#### [ESTRATTO FORNITO]
○ ○ ○
L’Orsolano venne quindi condannato ad un anno di carcere “alla catena” per il tentato stupro e a sette anni per i furti nelle chiese.
Scontata la pena, il 13 dicembre 1831 Orsolano uscì dal carcere con l'attestato di buona condotta. Con l'aiuto dello zio sacerdote venne assunto nella spezieria del paese e dopo qualche tempo decise di aprire un negozio di sua proprietà, affittando un locale in piazza e mettendosi a produrre salsicce.
Sul finire del giugno 1832, scompave da San Giorgio Canavese la piccola Caterina Givogre e nel febbraio dell'anno successivo un'altra bambina, Caterina Scavarda, di dieci anni, non fece ritorno a casa. In entrambi i casi le ricerche furono del tutto infruttuose e la tragedia venne attribuita all'opera dei lupi che allora si aggiravano a branchi nella zona.
Nel frattempo l’Orsolano si fidanzò con una cugina di secondo grado, Domenica Nigra, rimasta vedova a soli 24 anni e che di professione faceva la cucitrice. Dal loro rapporto, il 7 luglio 1833, nacque Margherita, mentre agli inizi dell'aprile del 1834 i due si sposarono in chiesa con la dispensa papale. Le cose in bottega però non andavano troppo bene e i soldi cominciarono a mancare, poiché la famiglia si trasferì a casa della moglie, dove l’Orsolano aprì una nuova attività legata alla mescita di vino e alla vendita di generi alimentari.
II 3 marzo 1835, martedì grasso e giornata di mercato a San Giorgio, giunse in paese Francesca Tonso, una ragazza di 14 anni, arrivata da Montalenghe con una cesta carica di uova ed accompagnata da una zia. L’Orsolano si avvicinò alla ragazza con la scusa di voler comperare tutte le uova, ma finse di non avere con se i soldi per pagare la merce. Chiese quindi alla ragazza di seguirlo fino a casa, per ricompensarla, e lei accettò.
○ ○ ○
#### [DATI MOSTRATI]
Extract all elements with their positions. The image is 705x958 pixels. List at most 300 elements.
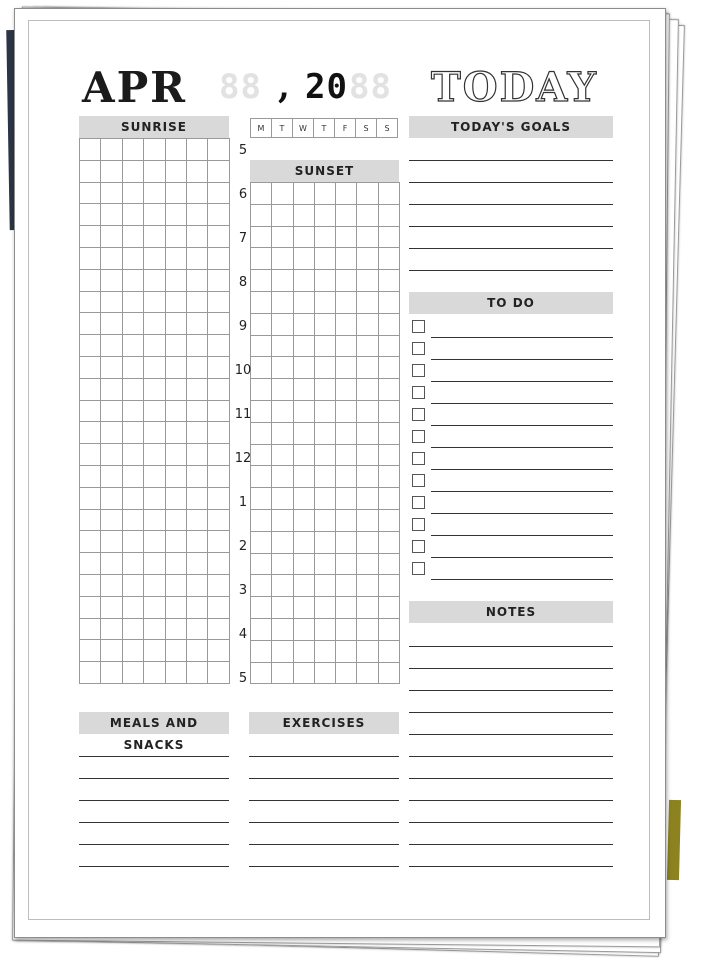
grid-cell[interactable] xyxy=(101,313,122,335)
grid-cell[interactable] xyxy=(80,313,101,335)
grid-cell[interactable] xyxy=(378,553,399,575)
grid-cell[interactable] xyxy=(336,509,357,531)
grid-cell[interactable] xyxy=(165,640,186,662)
writing-line[interactable] xyxy=(249,866,399,867)
grid-cell[interactable] xyxy=(165,574,186,596)
grid-cell[interactable] xyxy=(314,575,335,597)
grid-cell[interactable] xyxy=(122,422,143,444)
grid-cell[interactable] xyxy=(314,466,335,488)
grid-cell[interactable] xyxy=(165,531,186,553)
todo-line[interactable] xyxy=(431,513,613,514)
grid-cell[interactable] xyxy=(186,139,207,161)
grid-cell[interactable] xyxy=(378,466,399,488)
grid-cell[interactable] xyxy=(314,226,335,248)
grid-cell[interactable] xyxy=(208,618,229,640)
grid-cell[interactable] xyxy=(186,640,207,662)
grid-cell[interactable] xyxy=(272,248,293,270)
grid-cell[interactable] xyxy=(186,422,207,444)
grid-cell[interactable] xyxy=(208,640,229,662)
grid-cell[interactable] xyxy=(122,553,143,575)
grid-cell[interactable] xyxy=(80,160,101,182)
grid-cell[interactable] xyxy=(186,313,207,335)
grid-cell[interactable] xyxy=(80,509,101,531)
writing-line[interactable] xyxy=(409,690,613,691)
grid-cell[interactable] xyxy=(144,618,165,640)
grid-cell[interactable] xyxy=(314,313,335,335)
grid-cell[interactable] xyxy=(165,160,186,182)
grid-cell[interactable] xyxy=(314,618,335,640)
grid-cell[interactable] xyxy=(357,379,378,401)
grid-cell[interactable] xyxy=(378,335,399,357)
grid-cell[interactable] xyxy=(336,553,357,575)
grid-cell[interactable] xyxy=(101,640,122,662)
grid-cell[interactable] xyxy=(101,465,122,487)
grid-cell[interactable] xyxy=(336,291,357,313)
grid-cell[interactable] xyxy=(357,270,378,292)
grid-cell[interactable] xyxy=(186,335,207,357)
grid-cell[interactable] xyxy=(80,531,101,553)
grid-cell[interactable] xyxy=(293,422,314,444)
grid-cell[interactable] xyxy=(122,356,143,378)
grid-cell[interactable] xyxy=(314,422,335,444)
grid-cell[interactable] xyxy=(272,183,293,205)
grid-cell[interactable] xyxy=(272,575,293,597)
grid-cell[interactable] xyxy=(357,640,378,662)
writing-line[interactable] xyxy=(409,800,613,801)
grid-cell[interactable] xyxy=(101,204,122,226)
grid-cell[interactable] xyxy=(293,640,314,662)
grid-cell[interactable] xyxy=(357,618,378,640)
grid-cell[interactable] xyxy=(251,226,272,248)
grid-cell[interactable] xyxy=(336,618,357,640)
grid-cell[interactable] xyxy=(80,226,101,248)
grid-cell[interactable] xyxy=(293,444,314,466)
grid-cell[interactable] xyxy=(314,662,335,684)
grid-cell[interactable] xyxy=(144,553,165,575)
grid-cell[interactable] xyxy=(251,618,272,640)
grid-cell[interactable] xyxy=(165,226,186,248)
grid-cell[interactable] xyxy=(165,269,186,291)
grid-cell[interactable] xyxy=(208,335,229,357)
grid-cell[interactable] xyxy=(251,335,272,357)
grid-cell[interactable] xyxy=(357,335,378,357)
grid-cell[interactable] xyxy=(378,662,399,684)
grid-cell[interactable] xyxy=(357,357,378,379)
grid-cell[interactable] xyxy=(357,466,378,488)
grid-cell[interactable] xyxy=(186,160,207,182)
grid-cell[interactable] xyxy=(378,422,399,444)
grid-cell[interactable] xyxy=(272,422,293,444)
grid-cell[interactable] xyxy=(144,182,165,204)
grid-cell[interactable] xyxy=(165,444,186,466)
grid-cell[interactable] xyxy=(165,139,186,161)
grid-cell[interactable] xyxy=(101,596,122,618)
todo-checkbox[interactable] xyxy=(412,540,425,553)
grid-cell[interactable] xyxy=(208,226,229,248)
grid-cell[interactable] xyxy=(378,313,399,335)
grid-cell[interactable] xyxy=(101,139,122,161)
grid-cell[interactable] xyxy=(357,183,378,205)
grid-cell[interactable] xyxy=(336,379,357,401)
writing-line[interactable] xyxy=(249,822,399,823)
grid-cell[interactable] xyxy=(314,335,335,357)
grid-cell[interactable] xyxy=(122,509,143,531)
todo-checkbox[interactable] xyxy=(412,386,425,399)
grid-cell[interactable] xyxy=(208,139,229,161)
grid-cell[interactable] xyxy=(122,574,143,596)
grid-cell[interactable] xyxy=(144,291,165,313)
grid-cell[interactable] xyxy=(165,204,186,226)
grid-cell[interactable] xyxy=(101,182,122,204)
grid-cell[interactable] xyxy=(293,488,314,510)
grid-cell[interactable] xyxy=(272,597,293,619)
grid-cell[interactable] xyxy=(186,356,207,378)
grid-cell[interactable] xyxy=(186,247,207,269)
writing-line[interactable] xyxy=(409,844,613,845)
grid-cell[interactable] xyxy=(272,204,293,226)
grid-cell[interactable] xyxy=(357,509,378,531)
grid-cell[interactable] xyxy=(272,313,293,335)
grid-cell[interactable] xyxy=(336,183,357,205)
writing-line[interactable] xyxy=(249,778,399,779)
todo-checkbox[interactable] xyxy=(412,342,425,355)
weekday-thu[interactable]: T xyxy=(314,119,335,138)
todo-checkbox[interactable] xyxy=(412,430,425,443)
writing-line[interactable] xyxy=(409,734,613,735)
grid-cell[interactable] xyxy=(293,575,314,597)
grid-cell[interactable] xyxy=(165,553,186,575)
grid-cell[interactable] xyxy=(293,597,314,619)
grid-cell[interactable] xyxy=(80,335,101,357)
writing-line[interactable] xyxy=(79,866,229,867)
grid-cell[interactable] xyxy=(251,400,272,422)
grid-cell[interactable] xyxy=(293,400,314,422)
grid-cell[interactable] xyxy=(293,291,314,313)
grid-cell[interactable] xyxy=(80,182,101,204)
grid-cell[interactable] xyxy=(186,574,207,596)
grid-cell[interactable] xyxy=(251,379,272,401)
grid-cell[interactable] xyxy=(186,378,207,400)
grid-cell[interactable] xyxy=(272,270,293,292)
writing-line[interactable] xyxy=(249,800,399,801)
grid-cell[interactable] xyxy=(208,487,229,509)
grid-cell[interactable] xyxy=(165,487,186,509)
grid-cell[interactable] xyxy=(314,488,335,510)
grid-cell[interactable] xyxy=(208,204,229,226)
weekday-mon[interactable]: M xyxy=(251,119,272,138)
grid-cell[interactable] xyxy=(144,356,165,378)
grid-cell[interactable] xyxy=(314,204,335,226)
todo-checkbox[interactable] xyxy=(412,364,425,377)
grid-cell[interactable] xyxy=(272,444,293,466)
grid-cell[interactable] xyxy=(251,553,272,575)
grid-cell[interactable] xyxy=(80,204,101,226)
grid-cell[interactable] xyxy=(314,597,335,619)
grid-cell[interactable] xyxy=(357,531,378,553)
grid-cell[interactable] xyxy=(336,422,357,444)
todo-checkbox[interactable] xyxy=(412,496,425,509)
grid-cell[interactable] xyxy=(272,553,293,575)
grid-cell[interactable] xyxy=(144,487,165,509)
grid-cell[interactable] xyxy=(357,444,378,466)
grid-cell[interactable] xyxy=(186,204,207,226)
grid-cell[interactable] xyxy=(165,618,186,640)
grid-cell[interactable] xyxy=(293,466,314,488)
grid-cell[interactable] xyxy=(80,356,101,378)
grid-cell[interactable] xyxy=(378,488,399,510)
todo-line[interactable] xyxy=(431,381,613,382)
todo-checkbox[interactable] xyxy=(412,408,425,421)
grid-cell[interactable] xyxy=(378,270,399,292)
grid-cell[interactable] xyxy=(101,422,122,444)
grid-cell[interactable] xyxy=(208,444,229,466)
grid-cell[interactable] xyxy=(165,378,186,400)
grid-cell[interactable] xyxy=(272,488,293,510)
grid-cell[interactable] xyxy=(314,400,335,422)
grid-cell[interactable] xyxy=(208,465,229,487)
grid-cell[interactable] xyxy=(336,204,357,226)
grid-cell[interactable] xyxy=(357,597,378,619)
grid-cell[interactable] xyxy=(144,226,165,248)
grid-cell[interactable] xyxy=(101,291,122,313)
grid-cell[interactable] xyxy=(165,662,186,684)
todo-checkbox[interactable] xyxy=(412,518,425,531)
todo-line[interactable] xyxy=(431,557,613,558)
grid-cell[interactable] xyxy=(357,226,378,248)
writing-line[interactable] xyxy=(79,844,229,845)
grid-cell[interactable] xyxy=(251,313,272,335)
grid-cell[interactable] xyxy=(165,356,186,378)
grid-cell[interactable] xyxy=(165,509,186,531)
grid-cell[interactable] xyxy=(272,291,293,313)
grid-cell[interactable] xyxy=(165,182,186,204)
grid-cell[interactable] xyxy=(80,618,101,640)
grid-cell[interactable] xyxy=(378,618,399,640)
grid-cell[interactable] xyxy=(272,531,293,553)
grid-cell[interactable] xyxy=(101,269,122,291)
grid-cell[interactable] xyxy=(251,444,272,466)
grid-cell[interactable] xyxy=(272,618,293,640)
grid-cell[interactable] xyxy=(272,509,293,531)
grid-cell[interactable] xyxy=(314,379,335,401)
grid-cell[interactable] xyxy=(122,378,143,400)
grid-cell[interactable] xyxy=(122,444,143,466)
grid-cell[interactable] xyxy=(336,313,357,335)
writing-line[interactable] xyxy=(79,756,229,757)
grid-cell[interactable] xyxy=(208,574,229,596)
grid-cell[interactable] xyxy=(336,575,357,597)
grid-cell[interactable] xyxy=(208,247,229,269)
grid-cell[interactable] xyxy=(336,531,357,553)
grid-cell[interactable] xyxy=(293,226,314,248)
todo-checkbox[interactable] xyxy=(412,320,425,333)
grid-cell[interactable] xyxy=(378,640,399,662)
grid-cell[interactable] xyxy=(101,662,122,684)
grid-cell[interactable] xyxy=(186,269,207,291)
grid-cell[interactable] xyxy=(357,662,378,684)
grid-cell[interactable] xyxy=(251,466,272,488)
writing-line[interactable] xyxy=(409,866,613,867)
grid-cell[interactable] xyxy=(208,422,229,444)
grid-cell[interactable] xyxy=(80,378,101,400)
grid-cell[interactable] xyxy=(122,226,143,248)
grid-cell[interactable] xyxy=(314,270,335,292)
grid-cell[interactable] xyxy=(293,618,314,640)
grid-cell[interactable] xyxy=(251,422,272,444)
writing-line[interactable] xyxy=(409,668,613,669)
grid-cell[interactable] xyxy=(80,269,101,291)
grid-cell[interactable] xyxy=(336,335,357,357)
grid-cell[interactable] xyxy=(101,509,122,531)
grid-cell[interactable] xyxy=(144,378,165,400)
grid-cell[interactable] xyxy=(208,160,229,182)
grid-cell[interactable] xyxy=(122,182,143,204)
grid-cell[interactable] xyxy=(101,335,122,357)
grid-cell[interactable] xyxy=(122,596,143,618)
weekday-wed[interactable]: W xyxy=(293,119,314,138)
grid-cell[interactable] xyxy=(251,357,272,379)
grid-cell[interactable] xyxy=(378,204,399,226)
grid-cell[interactable] xyxy=(80,574,101,596)
grid-cell[interactable] xyxy=(336,444,357,466)
writing-line[interactable] xyxy=(409,822,613,823)
grid-cell[interactable] xyxy=(101,400,122,422)
grid-cell[interactable] xyxy=(378,531,399,553)
grid-cell[interactable] xyxy=(378,357,399,379)
grid-cell[interactable] xyxy=(144,574,165,596)
grid-cell[interactable] xyxy=(165,596,186,618)
grid-cell[interactable] xyxy=(80,465,101,487)
grid-cell[interactable] xyxy=(122,465,143,487)
weekday-tue[interactable]: T xyxy=(272,119,293,138)
grid-cell[interactable] xyxy=(357,488,378,510)
writing-line[interactable] xyxy=(409,270,613,271)
todo-line[interactable] xyxy=(431,425,613,426)
writing-line[interactable] xyxy=(409,756,613,757)
todo-checkbox[interactable] xyxy=(412,452,425,465)
grid-cell[interactable] xyxy=(101,531,122,553)
grid-cell[interactable] xyxy=(80,400,101,422)
grid-cell[interactable] xyxy=(293,662,314,684)
grid-cell[interactable] xyxy=(80,662,101,684)
grid-cell[interactable] xyxy=(186,553,207,575)
todo-line[interactable] xyxy=(431,535,613,536)
grid-cell[interactable] xyxy=(101,378,122,400)
grid-cell[interactable] xyxy=(293,270,314,292)
grid-cell[interactable] xyxy=(378,575,399,597)
grid-cell[interactable] xyxy=(144,313,165,335)
grid-cell[interactable] xyxy=(165,422,186,444)
grid-cell[interactable] xyxy=(144,247,165,269)
grid-cell[interactable] xyxy=(122,313,143,335)
grid-cell[interactable] xyxy=(251,662,272,684)
grid-cell[interactable] xyxy=(293,335,314,357)
grid-cell[interactable] xyxy=(336,597,357,619)
grid-cell[interactable] xyxy=(336,662,357,684)
grid-cell[interactable] xyxy=(251,248,272,270)
grid-cell[interactable] xyxy=(186,465,207,487)
grid-cell[interactable] xyxy=(208,596,229,618)
writing-line[interactable] xyxy=(79,778,229,779)
grid-cell[interactable] xyxy=(293,379,314,401)
grid-cell[interactable] xyxy=(208,662,229,684)
grid-cell[interactable] xyxy=(186,291,207,313)
grid-cell[interactable] xyxy=(144,662,165,684)
grid-cell[interactable] xyxy=(101,487,122,509)
writing-line[interactable] xyxy=(249,756,399,757)
grid-cell[interactable] xyxy=(186,596,207,618)
grid-cell[interactable] xyxy=(357,291,378,313)
grid-cell[interactable] xyxy=(122,662,143,684)
todo-line[interactable] xyxy=(431,579,613,580)
grid-cell[interactable] xyxy=(101,574,122,596)
grid-cell[interactable] xyxy=(165,313,186,335)
grid-cell[interactable] xyxy=(101,444,122,466)
grid-cell[interactable] xyxy=(357,575,378,597)
grid-cell[interactable] xyxy=(336,270,357,292)
grid-cell[interactable] xyxy=(122,247,143,269)
grid-cell[interactable] xyxy=(293,183,314,205)
grid-cell[interactable] xyxy=(80,596,101,618)
grid-cell[interactable] xyxy=(336,466,357,488)
grid-cell[interactable] xyxy=(101,356,122,378)
grid-cell[interactable] xyxy=(80,291,101,313)
grid-cell[interactable] xyxy=(336,640,357,662)
grid-cell[interactable] xyxy=(251,640,272,662)
grid-cell[interactable] xyxy=(80,444,101,466)
grid-cell[interactable] xyxy=(208,378,229,400)
grid-cell[interactable] xyxy=(336,488,357,510)
grid-cell[interactable] xyxy=(357,204,378,226)
grid-cell[interactable] xyxy=(101,160,122,182)
writing-line[interactable] xyxy=(409,160,613,161)
writing-line[interactable] xyxy=(409,646,613,647)
grid-cell[interactable] xyxy=(80,487,101,509)
grid-cell[interactable] xyxy=(314,509,335,531)
grid-cell[interactable] xyxy=(336,248,357,270)
grid-cell[interactable] xyxy=(251,597,272,619)
grid-cell[interactable] xyxy=(101,553,122,575)
writing-line[interactable] xyxy=(409,226,613,227)
grid-cell[interactable] xyxy=(144,531,165,553)
todo-line[interactable] xyxy=(431,337,613,338)
todo-line[interactable] xyxy=(431,403,613,404)
grid-cell[interactable] xyxy=(122,618,143,640)
grid-cell[interactable] xyxy=(272,466,293,488)
todo-line[interactable] xyxy=(431,469,613,470)
grid-cell[interactable] xyxy=(293,553,314,575)
grid-cell[interactable] xyxy=(314,183,335,205)
writing-line[interactable] xyxy=(409,204,613,205)
grid-cell[interactable] xyxy=(251,488,272,510)
grid-cell[interactable] xyxy=(357,248,378,270)
grid-cell[interactable] xyxy=(144,335,165,357)
grid-cell[interactable] xyxy=(122,335,143,357)
grid-cell[interactable] xyxy=(378,183,399,205)
grid-cell[interactable] xyxy=(293,357,314,379)
grid-cell[interactable] xyxy=(144,204,165,226)
grid-cell[interactable] xyxy=(293,313,314,335)
grid-cell[interactable] xyxy=(314,640,335,662)
grid-cell[interactable] xyxy=(186,182,207,204)
grid-cell[interactable] xyxy=(272,335,293,357)
grid-cell[interactable] xyxy=(122,160,143,182)
writing-line[interactable] xyxy=(249,844,399,845)
grid-cell[interactable] xyxy=(378,248,399,270)
grid-cell[interactable] xyxy=(378,597,399,619)
grid-cell[interactable] xyxy=(80,640,101,662)
todo-line[interactable] xyxy=(431,447,613,448)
○ ○ ○
#### [RICHIESTA]
Trascrivi senza modifiche il passo dell'estratto sull'Orsolano che si apre con le parole contenenti "Scontata la pena, il" e si chiude con "a produrre salsicce.".

#### [SOLUZIONE]
Scontata la pena, il 13 dicembre 1831 Orsolano uscì dal carcere con l'attestato di buona condotta. Con l'aiuto dello zio sacerdote venne assunto nella spezieria del paese e dopo qualche tempo decise di aprire un negozio di sua proprietà, affittando un locale in piazza e mettendosi a produrre salsicce.